====== Supplied data ======
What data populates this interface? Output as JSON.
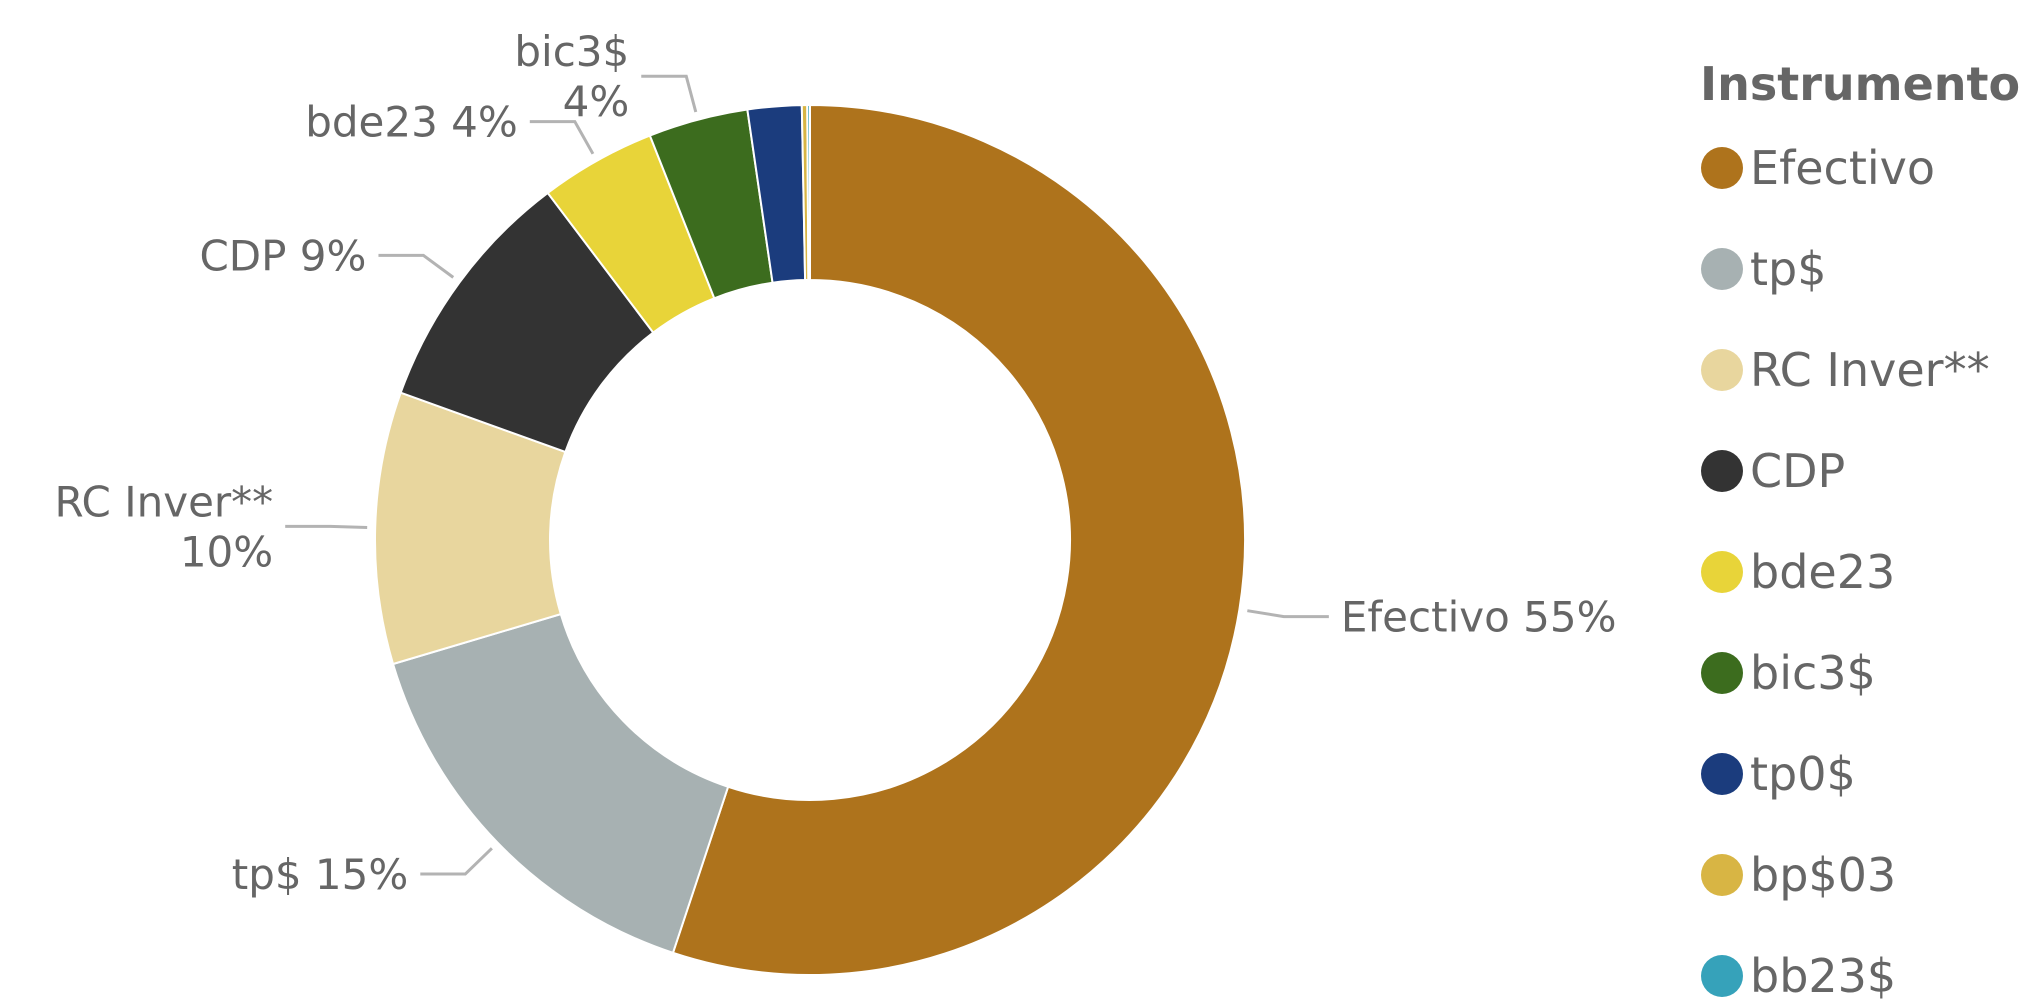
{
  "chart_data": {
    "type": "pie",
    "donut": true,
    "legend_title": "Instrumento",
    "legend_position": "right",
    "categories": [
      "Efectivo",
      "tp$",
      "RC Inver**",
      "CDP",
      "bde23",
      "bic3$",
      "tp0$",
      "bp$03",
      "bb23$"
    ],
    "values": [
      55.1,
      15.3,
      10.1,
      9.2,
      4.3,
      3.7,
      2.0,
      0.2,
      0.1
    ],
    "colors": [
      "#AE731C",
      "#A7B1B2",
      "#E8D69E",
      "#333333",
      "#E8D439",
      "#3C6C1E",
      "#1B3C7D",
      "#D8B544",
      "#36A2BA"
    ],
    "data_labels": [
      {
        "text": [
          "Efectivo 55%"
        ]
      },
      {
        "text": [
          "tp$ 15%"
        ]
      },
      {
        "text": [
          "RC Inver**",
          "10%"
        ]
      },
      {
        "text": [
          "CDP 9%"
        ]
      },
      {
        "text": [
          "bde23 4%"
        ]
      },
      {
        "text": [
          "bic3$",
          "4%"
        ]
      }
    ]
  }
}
======
Please set down each line of the data above exactly as written, without the pictures.

What data populates this interface? Output as JSON.
{
  "chart_data": {
    "type": "pie",
    "donut": true,
    "legend_title": "Instrumento",
    "legend_position": "right",
    "categories": [
      "Efectivo",
      "tp$",
      "RC Inver**",
      "CDP",
      "bde23",
      "bic3$",
      "tp0$",
      "bp$03",
      "bb23$"
    ],
    "values": [
      55.1,
      15.3,
      10.1,
      9.2,
      4.3,
      3.7,
      2.0,
      0.2,
      0.1
    ],
    "colors": [
      "#AE731C",
      "#A7B1B2",
      "#E8D69E",
      "#333333",
      "#E8D439",
      "#3C6C1E",
      "#1B3C7D",
      "#D8B544",
      "#36A2BA"
    ],
    "data_labels": [
      {
        "text": [
          "Efectivo 55%"
        ]
      },
      {
        "text": [
          "tp$ 15%"
        ]
      },
      {
        "text": [
          "RC Inver**",
          "10%"
        ]
      },
      {
        "text": [
          "CDP 9%"
        ]
      },
      {
        "text": [
          "bde23 4%"
        ]
      },
      {
        "text": [
          "bic3$",
          "4%"
        ]
      }
    ]
  }
}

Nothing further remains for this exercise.